> _TO BE DONE_
Wherever a line holds the string "CHIFFON", copy that line.

> _INPUT RECORDS_
· · ·

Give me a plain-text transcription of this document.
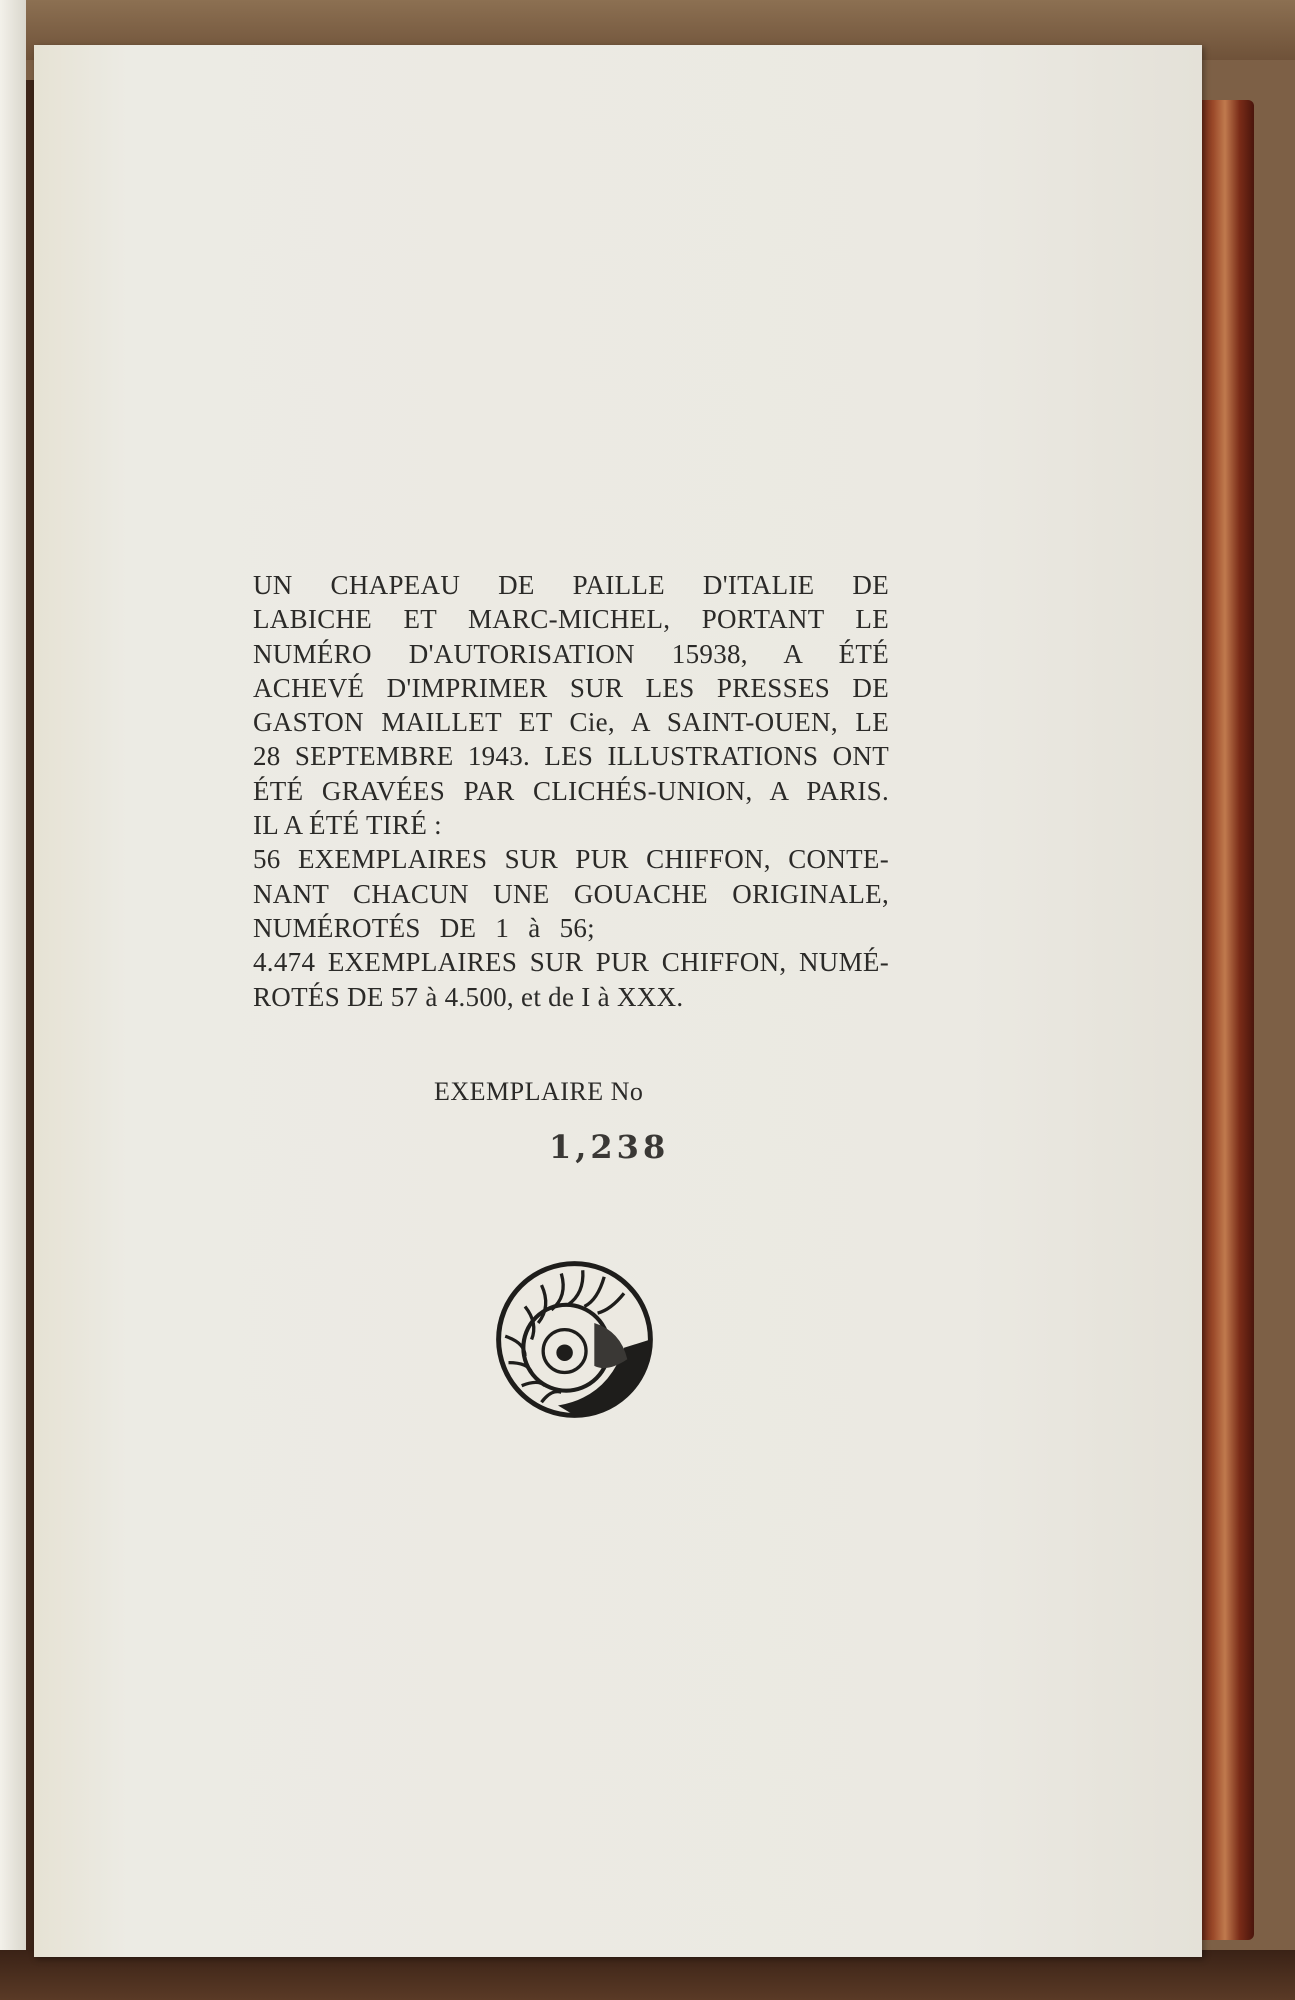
UN CHAPEAU DE PAILLE D'ITALIE DE
LABICHE ET MARC-MICHEL, PORTANT LE
NUMÉRO D'AUTORISATION 15938, A ÉTÉ
ACHEVÉ D'IMPRIMER SUR LES PRESSES DE
GASTON MAILLET ET Cie, A SAINT-OUEN, LE
28 SEPTEMBRE 1943. LES ILLUSTRATIONS ONT
ÉTÉ GRAVÉES PAR CLICHÉS-UNION, A PARIS.
IL A ÉTÉ TIRÉ :
56 EXEMPLAIRES SUR PUR CHIFFON, CONTE-
NANT CHACUN UNE GOUACHE ORIGINALE,
NUMÉROTÉS DE 1 à 56;
4.474 EXEMPLAIRES SUR PUR CHIFFON, NUMÉ-
ROTÉS DE 57 à 4.500, et de I à XXX.
EXEMPLAIRE No
1,238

· · ·

> _RESULT OF THE EXERCISE_
56 EXEMPLAIRES SUR PUR CHIFFON, CONTE-
4.474 EXEMPLAIRES SUR PUR CHIFFON, NUMÉ-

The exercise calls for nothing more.